▶ [EXTRACTED MATERIAL]:

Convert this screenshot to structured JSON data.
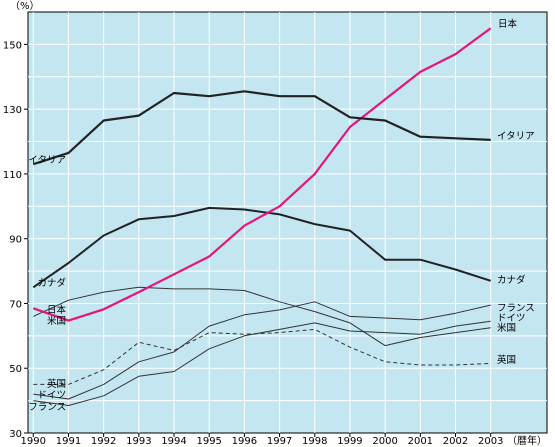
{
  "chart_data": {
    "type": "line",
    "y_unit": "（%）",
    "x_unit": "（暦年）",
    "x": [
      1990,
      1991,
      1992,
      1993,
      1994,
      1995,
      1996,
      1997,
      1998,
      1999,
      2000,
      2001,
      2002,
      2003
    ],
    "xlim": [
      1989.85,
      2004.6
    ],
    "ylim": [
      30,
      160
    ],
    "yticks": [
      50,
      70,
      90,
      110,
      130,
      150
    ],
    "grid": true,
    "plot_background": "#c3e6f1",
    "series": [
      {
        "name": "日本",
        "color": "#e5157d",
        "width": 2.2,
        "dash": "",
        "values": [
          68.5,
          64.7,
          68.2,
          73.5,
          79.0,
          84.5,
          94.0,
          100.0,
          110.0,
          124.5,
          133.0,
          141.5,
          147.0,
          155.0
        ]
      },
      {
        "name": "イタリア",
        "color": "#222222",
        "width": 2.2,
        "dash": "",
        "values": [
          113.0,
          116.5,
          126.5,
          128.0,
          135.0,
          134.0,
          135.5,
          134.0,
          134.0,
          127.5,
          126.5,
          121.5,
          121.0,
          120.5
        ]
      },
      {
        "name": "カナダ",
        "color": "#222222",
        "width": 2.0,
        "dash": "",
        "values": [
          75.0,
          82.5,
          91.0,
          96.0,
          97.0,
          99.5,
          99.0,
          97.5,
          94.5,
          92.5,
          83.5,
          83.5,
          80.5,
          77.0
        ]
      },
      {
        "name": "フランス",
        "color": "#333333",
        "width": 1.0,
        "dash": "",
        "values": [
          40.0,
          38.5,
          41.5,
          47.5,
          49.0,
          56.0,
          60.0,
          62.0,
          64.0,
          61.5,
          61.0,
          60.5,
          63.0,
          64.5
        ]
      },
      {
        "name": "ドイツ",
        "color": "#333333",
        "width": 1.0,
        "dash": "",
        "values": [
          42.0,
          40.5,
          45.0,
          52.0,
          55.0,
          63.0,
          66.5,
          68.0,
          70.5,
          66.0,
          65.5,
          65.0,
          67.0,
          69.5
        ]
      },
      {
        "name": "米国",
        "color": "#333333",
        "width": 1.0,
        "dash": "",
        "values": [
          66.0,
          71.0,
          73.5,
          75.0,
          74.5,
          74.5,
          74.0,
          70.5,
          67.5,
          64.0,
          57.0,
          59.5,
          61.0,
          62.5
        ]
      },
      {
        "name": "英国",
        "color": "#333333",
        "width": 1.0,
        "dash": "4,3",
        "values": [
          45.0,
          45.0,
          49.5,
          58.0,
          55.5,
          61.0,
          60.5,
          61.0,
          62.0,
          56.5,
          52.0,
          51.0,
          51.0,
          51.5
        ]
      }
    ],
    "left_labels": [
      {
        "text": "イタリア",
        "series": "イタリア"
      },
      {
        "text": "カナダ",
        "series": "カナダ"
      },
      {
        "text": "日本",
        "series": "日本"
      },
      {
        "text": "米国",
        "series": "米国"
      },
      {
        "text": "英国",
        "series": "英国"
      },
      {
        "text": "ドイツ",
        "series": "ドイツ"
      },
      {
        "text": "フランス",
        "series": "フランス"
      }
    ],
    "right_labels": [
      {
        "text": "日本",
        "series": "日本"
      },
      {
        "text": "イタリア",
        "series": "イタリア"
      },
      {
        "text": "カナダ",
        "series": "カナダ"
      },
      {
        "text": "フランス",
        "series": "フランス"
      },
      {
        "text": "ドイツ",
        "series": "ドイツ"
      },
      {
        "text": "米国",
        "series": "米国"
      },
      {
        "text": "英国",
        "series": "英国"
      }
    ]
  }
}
--
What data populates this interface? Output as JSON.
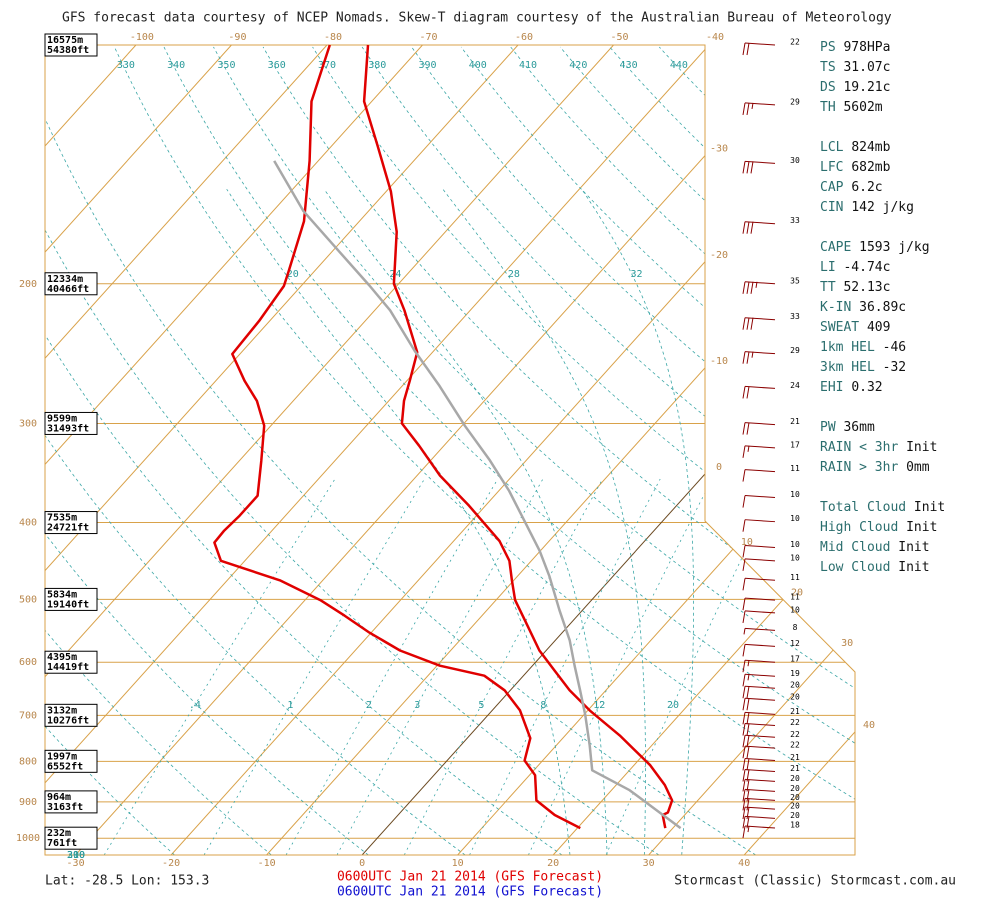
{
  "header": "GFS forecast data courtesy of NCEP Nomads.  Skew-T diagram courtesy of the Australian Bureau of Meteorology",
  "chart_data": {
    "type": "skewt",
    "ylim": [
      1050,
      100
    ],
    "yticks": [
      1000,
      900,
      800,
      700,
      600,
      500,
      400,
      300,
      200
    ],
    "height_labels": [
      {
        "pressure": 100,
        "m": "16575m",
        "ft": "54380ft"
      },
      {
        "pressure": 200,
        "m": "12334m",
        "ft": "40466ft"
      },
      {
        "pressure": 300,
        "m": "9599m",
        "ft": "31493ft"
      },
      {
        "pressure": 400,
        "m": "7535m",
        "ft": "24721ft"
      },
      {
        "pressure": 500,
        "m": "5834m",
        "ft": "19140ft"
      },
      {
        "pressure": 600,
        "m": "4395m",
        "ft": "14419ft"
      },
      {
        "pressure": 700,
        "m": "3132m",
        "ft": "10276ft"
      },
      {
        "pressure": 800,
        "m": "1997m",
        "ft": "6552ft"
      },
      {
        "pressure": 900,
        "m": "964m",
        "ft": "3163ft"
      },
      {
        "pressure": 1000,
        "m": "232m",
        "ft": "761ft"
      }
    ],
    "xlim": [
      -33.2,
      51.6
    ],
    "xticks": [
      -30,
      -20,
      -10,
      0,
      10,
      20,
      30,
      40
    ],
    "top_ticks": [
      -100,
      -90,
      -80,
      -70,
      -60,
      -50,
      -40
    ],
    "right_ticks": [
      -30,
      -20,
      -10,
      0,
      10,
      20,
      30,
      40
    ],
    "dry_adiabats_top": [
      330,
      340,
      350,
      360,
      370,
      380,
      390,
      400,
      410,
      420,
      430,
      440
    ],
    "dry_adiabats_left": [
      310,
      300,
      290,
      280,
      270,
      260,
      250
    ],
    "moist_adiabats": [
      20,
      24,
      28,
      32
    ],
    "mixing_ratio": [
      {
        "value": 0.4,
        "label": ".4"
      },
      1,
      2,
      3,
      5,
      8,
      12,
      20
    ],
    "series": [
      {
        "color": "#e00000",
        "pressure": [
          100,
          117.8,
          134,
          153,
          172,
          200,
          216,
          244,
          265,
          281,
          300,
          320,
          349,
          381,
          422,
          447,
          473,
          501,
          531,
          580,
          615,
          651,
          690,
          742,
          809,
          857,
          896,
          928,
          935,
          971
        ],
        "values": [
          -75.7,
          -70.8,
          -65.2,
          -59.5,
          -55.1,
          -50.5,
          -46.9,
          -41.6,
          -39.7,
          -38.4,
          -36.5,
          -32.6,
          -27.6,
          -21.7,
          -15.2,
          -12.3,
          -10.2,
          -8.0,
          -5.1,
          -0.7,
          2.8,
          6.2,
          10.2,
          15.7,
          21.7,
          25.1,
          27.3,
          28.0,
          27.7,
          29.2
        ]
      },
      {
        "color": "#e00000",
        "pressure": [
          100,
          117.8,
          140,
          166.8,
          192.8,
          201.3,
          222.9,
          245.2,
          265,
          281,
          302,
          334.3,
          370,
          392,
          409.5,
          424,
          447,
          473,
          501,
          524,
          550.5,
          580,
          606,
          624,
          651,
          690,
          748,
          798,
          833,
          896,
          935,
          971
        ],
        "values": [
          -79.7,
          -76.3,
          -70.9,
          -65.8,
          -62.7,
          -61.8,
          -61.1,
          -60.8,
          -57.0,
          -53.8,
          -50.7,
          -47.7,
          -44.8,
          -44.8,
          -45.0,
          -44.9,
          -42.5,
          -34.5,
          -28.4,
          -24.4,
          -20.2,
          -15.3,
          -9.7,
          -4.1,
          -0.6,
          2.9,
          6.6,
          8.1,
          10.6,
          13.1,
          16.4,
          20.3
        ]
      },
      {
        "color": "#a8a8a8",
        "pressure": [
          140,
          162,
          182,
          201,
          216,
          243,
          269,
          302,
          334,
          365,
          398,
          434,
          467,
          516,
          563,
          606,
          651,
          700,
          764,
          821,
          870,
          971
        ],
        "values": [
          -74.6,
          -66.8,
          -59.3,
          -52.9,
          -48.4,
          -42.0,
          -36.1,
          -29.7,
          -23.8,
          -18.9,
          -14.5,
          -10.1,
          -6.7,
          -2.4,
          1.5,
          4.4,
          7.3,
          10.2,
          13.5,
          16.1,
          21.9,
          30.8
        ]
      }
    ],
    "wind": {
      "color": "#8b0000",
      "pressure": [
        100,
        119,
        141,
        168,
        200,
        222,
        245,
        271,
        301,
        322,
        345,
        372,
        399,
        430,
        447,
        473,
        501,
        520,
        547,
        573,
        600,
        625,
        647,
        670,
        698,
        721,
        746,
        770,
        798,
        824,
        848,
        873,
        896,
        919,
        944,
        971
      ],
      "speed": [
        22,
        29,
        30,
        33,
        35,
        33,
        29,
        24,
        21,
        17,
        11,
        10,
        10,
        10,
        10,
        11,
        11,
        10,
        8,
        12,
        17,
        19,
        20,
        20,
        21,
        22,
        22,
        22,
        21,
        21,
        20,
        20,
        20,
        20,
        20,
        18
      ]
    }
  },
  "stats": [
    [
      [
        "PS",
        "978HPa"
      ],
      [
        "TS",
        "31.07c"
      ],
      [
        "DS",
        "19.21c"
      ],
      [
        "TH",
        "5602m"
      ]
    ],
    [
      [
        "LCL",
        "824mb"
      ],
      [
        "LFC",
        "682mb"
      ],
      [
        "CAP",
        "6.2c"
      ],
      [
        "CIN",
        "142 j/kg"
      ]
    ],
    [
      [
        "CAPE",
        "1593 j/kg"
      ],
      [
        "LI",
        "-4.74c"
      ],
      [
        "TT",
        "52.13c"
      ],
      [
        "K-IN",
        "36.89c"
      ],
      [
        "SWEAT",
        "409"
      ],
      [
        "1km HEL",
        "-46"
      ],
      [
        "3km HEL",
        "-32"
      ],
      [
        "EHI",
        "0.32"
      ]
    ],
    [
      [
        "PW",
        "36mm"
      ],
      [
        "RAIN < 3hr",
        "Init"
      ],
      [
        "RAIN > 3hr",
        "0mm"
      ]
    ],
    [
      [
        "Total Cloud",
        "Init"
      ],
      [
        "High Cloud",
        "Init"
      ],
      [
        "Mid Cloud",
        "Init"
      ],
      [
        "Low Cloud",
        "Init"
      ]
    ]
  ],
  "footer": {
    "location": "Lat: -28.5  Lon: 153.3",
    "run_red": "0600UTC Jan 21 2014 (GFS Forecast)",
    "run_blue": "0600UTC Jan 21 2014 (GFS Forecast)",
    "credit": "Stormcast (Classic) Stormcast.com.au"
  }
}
==
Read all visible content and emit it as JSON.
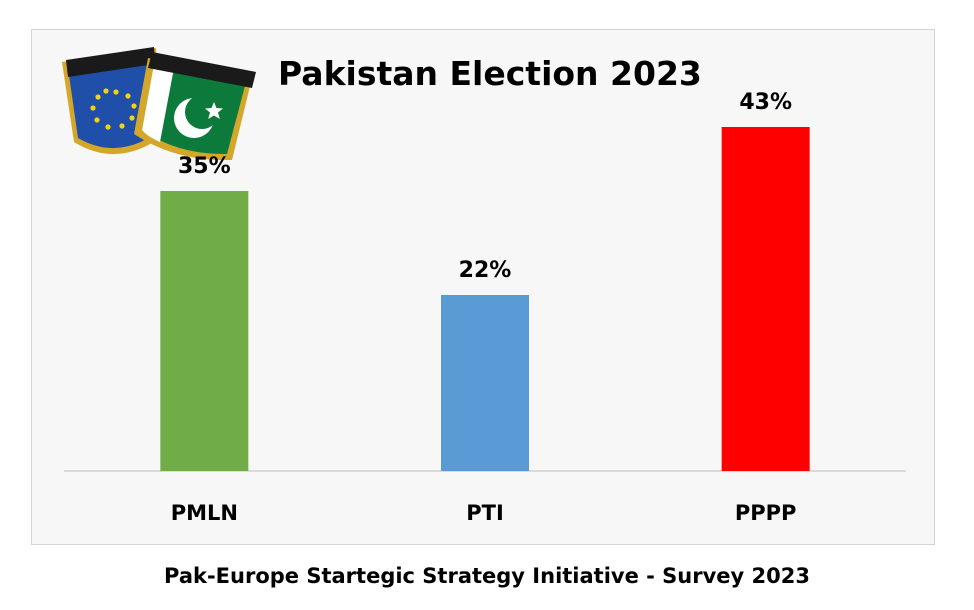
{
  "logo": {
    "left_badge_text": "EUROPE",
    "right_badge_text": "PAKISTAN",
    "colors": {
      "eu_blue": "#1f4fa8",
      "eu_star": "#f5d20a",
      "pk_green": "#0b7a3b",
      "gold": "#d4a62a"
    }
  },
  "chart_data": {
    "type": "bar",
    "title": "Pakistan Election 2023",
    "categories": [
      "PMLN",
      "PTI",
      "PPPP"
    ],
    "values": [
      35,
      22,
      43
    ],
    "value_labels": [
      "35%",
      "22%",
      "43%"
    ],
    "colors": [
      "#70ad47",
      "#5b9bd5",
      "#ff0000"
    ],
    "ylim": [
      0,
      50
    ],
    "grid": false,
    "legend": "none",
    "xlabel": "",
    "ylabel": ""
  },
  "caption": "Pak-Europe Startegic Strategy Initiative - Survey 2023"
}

▶ [WHAT IS REQUIRED]: Whichever lines contain the string "Cloud", select and copy them.

▶ [TASK RESPONSE]:
        "Total Cloud",
        "High Cloud",
        "Mid Cloud",
        "Low Cloud",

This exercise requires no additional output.